**WHAT TO PRODUCE:**
Would you pull out every line of the material that contains the string "national"?

**EXERCISE MATERIAL:**
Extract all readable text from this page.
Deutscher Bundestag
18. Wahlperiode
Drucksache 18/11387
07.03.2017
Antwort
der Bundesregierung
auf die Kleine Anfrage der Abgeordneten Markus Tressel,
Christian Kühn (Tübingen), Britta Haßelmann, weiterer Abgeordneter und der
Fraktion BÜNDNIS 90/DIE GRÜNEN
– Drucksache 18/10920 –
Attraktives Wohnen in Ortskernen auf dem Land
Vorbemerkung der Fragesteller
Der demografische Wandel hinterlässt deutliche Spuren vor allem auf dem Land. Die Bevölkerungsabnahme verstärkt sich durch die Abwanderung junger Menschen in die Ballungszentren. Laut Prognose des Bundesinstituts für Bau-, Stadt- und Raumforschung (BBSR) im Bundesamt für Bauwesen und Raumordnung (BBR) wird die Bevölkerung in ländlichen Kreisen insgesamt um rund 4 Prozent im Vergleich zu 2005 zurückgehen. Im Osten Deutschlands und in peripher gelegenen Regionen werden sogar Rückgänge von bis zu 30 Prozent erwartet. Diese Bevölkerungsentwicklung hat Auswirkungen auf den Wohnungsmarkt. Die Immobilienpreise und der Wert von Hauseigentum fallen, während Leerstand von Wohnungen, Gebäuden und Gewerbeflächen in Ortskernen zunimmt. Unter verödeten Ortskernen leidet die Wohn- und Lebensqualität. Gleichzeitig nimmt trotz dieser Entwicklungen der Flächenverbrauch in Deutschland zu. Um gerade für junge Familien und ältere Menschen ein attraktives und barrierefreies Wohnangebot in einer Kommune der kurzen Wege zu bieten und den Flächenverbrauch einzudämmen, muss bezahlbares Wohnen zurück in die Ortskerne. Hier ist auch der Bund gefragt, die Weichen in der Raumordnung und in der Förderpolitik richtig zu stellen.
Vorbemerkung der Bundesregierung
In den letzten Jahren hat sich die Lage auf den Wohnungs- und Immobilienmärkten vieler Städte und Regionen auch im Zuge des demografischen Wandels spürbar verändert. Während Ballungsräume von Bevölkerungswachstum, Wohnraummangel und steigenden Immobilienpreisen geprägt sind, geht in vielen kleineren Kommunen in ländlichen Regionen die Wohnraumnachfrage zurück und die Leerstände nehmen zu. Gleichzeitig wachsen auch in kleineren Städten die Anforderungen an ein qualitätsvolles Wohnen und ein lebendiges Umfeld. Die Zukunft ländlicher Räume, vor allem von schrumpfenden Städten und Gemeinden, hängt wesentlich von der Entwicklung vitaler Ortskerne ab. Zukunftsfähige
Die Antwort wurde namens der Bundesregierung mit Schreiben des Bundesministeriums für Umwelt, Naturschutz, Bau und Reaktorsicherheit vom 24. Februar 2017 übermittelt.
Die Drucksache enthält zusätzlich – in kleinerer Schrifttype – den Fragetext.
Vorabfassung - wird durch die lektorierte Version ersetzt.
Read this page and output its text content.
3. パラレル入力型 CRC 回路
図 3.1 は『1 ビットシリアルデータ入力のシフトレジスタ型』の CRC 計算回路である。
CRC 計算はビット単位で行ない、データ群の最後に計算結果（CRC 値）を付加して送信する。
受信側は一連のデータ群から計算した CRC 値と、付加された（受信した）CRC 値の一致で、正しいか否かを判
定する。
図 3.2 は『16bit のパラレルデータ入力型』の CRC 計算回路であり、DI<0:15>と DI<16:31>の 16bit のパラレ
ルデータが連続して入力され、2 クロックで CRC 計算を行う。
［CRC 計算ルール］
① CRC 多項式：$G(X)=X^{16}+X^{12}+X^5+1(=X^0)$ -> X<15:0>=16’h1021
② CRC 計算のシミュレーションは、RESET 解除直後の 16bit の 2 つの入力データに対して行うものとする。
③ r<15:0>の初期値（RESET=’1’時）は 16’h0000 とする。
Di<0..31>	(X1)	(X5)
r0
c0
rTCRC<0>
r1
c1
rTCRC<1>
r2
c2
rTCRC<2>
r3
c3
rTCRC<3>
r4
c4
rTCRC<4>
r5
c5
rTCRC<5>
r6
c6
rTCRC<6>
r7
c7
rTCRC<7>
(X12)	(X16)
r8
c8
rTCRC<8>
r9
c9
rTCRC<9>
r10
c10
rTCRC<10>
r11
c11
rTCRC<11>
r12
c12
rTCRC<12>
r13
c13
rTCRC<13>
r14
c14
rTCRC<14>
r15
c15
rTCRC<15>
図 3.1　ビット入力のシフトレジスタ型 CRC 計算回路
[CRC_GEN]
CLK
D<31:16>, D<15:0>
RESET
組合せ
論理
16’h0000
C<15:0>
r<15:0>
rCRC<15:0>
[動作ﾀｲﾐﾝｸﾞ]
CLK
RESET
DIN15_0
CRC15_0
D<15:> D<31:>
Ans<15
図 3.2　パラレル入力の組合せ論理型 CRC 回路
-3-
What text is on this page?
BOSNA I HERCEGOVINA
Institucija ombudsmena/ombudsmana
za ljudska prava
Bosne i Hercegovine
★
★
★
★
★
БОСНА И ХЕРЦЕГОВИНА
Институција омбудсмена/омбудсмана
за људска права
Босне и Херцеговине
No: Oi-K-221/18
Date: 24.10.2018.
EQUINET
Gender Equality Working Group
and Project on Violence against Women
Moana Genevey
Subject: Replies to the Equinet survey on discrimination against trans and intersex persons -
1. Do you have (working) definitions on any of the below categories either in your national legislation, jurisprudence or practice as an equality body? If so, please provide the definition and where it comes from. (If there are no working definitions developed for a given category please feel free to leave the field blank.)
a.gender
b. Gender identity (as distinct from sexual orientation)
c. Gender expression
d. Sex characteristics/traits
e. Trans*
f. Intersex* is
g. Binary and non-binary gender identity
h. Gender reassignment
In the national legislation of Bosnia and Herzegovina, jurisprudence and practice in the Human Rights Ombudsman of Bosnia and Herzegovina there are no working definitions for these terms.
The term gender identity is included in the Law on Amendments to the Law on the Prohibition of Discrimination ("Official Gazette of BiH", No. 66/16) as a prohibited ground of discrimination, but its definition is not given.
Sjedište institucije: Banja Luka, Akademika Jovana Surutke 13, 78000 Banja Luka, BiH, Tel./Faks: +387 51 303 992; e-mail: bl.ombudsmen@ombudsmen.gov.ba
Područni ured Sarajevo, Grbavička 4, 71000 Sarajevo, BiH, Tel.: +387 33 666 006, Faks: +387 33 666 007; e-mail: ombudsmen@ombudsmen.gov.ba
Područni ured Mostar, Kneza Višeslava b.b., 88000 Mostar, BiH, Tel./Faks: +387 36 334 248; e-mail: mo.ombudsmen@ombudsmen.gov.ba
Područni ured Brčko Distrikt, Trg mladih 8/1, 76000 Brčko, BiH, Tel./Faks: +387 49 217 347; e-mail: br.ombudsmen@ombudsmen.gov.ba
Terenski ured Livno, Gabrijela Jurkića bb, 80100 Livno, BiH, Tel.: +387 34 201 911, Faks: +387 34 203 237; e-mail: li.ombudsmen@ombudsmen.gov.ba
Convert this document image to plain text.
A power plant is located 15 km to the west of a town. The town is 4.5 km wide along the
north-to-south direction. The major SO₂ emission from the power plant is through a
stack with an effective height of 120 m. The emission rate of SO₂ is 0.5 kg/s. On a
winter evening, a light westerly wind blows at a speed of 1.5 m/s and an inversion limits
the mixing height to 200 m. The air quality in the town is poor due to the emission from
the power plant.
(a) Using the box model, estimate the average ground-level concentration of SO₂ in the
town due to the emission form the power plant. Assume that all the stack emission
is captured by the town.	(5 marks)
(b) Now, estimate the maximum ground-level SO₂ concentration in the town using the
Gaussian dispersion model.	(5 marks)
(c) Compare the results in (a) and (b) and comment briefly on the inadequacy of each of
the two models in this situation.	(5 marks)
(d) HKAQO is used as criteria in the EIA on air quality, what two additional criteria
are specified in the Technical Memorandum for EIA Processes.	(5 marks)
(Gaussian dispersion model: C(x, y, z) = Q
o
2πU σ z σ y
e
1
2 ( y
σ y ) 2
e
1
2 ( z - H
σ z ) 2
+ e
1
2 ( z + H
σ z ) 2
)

**OUTPUT:**
1. Do you have (working) definitions on any of the below categories either in your national legislation, jurisprudence or practice as an equality body? If so, please provide the definition and where it comes from. (If there are no working definitions developed for a given category please feel free to leave the field blank.)
In the national legislation of Bosnia and Herzegovina, jurisprudence and practice in the Human Rights Ombudsman of Bosnia and Herzegovina there are no working definitions for these terms.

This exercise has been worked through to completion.